Tell me how many lines in the data include "status", and keep the reply to that number.

Page segmentation data:

☆ ☆ ☆ ☆

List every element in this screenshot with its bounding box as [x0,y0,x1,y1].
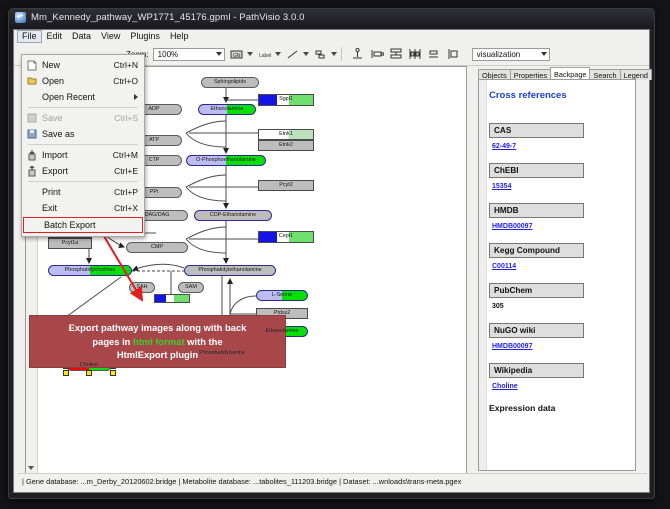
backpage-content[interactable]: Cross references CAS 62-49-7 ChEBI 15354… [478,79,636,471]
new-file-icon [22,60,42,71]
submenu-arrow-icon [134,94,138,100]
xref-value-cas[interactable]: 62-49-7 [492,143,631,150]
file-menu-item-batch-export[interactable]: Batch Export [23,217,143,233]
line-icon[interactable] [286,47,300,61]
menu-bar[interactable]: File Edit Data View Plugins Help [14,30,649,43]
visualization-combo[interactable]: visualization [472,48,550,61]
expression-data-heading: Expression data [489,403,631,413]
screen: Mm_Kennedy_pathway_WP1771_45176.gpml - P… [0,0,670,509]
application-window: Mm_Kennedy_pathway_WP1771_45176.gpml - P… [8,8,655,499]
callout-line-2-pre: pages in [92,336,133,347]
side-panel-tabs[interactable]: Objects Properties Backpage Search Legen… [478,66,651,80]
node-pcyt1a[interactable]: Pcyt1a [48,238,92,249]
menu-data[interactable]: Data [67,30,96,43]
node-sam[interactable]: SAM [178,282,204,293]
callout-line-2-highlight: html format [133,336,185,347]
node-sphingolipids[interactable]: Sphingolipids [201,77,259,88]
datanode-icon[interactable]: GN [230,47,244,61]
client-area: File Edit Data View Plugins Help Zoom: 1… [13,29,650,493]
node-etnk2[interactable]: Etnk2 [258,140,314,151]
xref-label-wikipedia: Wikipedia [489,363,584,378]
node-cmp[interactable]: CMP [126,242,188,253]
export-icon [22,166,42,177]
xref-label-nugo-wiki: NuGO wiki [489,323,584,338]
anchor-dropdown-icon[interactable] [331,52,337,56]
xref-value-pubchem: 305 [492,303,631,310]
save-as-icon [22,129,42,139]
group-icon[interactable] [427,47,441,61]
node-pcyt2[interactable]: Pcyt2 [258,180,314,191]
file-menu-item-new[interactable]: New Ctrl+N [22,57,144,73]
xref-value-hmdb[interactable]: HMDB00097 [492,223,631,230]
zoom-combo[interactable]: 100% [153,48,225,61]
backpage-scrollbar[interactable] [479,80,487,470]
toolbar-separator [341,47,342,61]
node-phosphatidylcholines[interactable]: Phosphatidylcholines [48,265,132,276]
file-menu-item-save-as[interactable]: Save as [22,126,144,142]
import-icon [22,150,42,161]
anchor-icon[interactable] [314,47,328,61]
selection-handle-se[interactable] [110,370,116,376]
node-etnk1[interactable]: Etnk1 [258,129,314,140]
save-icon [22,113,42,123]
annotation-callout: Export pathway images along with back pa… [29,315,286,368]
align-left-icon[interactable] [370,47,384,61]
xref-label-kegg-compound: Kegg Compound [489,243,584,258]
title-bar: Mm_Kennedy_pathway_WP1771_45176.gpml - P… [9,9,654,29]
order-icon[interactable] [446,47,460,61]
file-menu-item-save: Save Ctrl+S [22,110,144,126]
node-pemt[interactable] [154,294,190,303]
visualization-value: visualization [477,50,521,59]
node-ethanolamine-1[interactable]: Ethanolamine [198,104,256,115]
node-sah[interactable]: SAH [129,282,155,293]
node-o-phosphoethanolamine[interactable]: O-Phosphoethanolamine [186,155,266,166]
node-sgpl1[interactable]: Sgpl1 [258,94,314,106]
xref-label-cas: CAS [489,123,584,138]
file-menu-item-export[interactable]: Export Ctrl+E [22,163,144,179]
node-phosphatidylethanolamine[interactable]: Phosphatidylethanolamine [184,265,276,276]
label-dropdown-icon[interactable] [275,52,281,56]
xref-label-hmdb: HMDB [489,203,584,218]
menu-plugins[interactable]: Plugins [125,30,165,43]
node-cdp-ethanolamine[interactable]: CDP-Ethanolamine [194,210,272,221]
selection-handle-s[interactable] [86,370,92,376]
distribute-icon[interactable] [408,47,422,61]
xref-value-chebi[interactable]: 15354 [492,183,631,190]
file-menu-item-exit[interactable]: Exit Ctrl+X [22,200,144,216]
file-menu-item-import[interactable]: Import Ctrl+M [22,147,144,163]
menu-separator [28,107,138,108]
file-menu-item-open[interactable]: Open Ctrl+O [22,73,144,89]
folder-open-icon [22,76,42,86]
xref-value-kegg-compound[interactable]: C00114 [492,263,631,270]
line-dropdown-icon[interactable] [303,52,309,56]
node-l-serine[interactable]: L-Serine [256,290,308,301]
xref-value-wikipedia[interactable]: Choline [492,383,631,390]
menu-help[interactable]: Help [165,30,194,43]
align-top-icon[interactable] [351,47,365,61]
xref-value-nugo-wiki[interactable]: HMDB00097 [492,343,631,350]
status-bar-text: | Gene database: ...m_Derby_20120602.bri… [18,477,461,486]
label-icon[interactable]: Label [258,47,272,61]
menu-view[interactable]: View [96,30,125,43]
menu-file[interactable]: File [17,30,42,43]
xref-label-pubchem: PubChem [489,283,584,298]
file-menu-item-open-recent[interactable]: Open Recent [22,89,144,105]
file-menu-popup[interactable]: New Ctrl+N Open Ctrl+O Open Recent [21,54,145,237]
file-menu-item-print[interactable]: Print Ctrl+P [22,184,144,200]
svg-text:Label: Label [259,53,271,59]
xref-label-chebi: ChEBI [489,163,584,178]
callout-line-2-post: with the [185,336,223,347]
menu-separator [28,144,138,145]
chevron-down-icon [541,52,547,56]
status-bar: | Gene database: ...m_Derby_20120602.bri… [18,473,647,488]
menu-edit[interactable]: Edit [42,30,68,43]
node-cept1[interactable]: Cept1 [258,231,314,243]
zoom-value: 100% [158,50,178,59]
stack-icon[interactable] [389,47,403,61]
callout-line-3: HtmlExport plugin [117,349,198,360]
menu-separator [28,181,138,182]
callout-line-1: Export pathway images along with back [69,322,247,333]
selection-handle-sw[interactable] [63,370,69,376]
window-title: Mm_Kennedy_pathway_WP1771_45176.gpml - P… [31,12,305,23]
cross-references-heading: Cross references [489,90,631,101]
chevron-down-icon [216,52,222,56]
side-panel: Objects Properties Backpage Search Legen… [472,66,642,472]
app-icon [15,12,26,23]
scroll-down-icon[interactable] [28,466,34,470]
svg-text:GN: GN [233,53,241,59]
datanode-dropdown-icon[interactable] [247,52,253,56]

☆ ☆ ☆ ☆

■ Solution for this task ■
2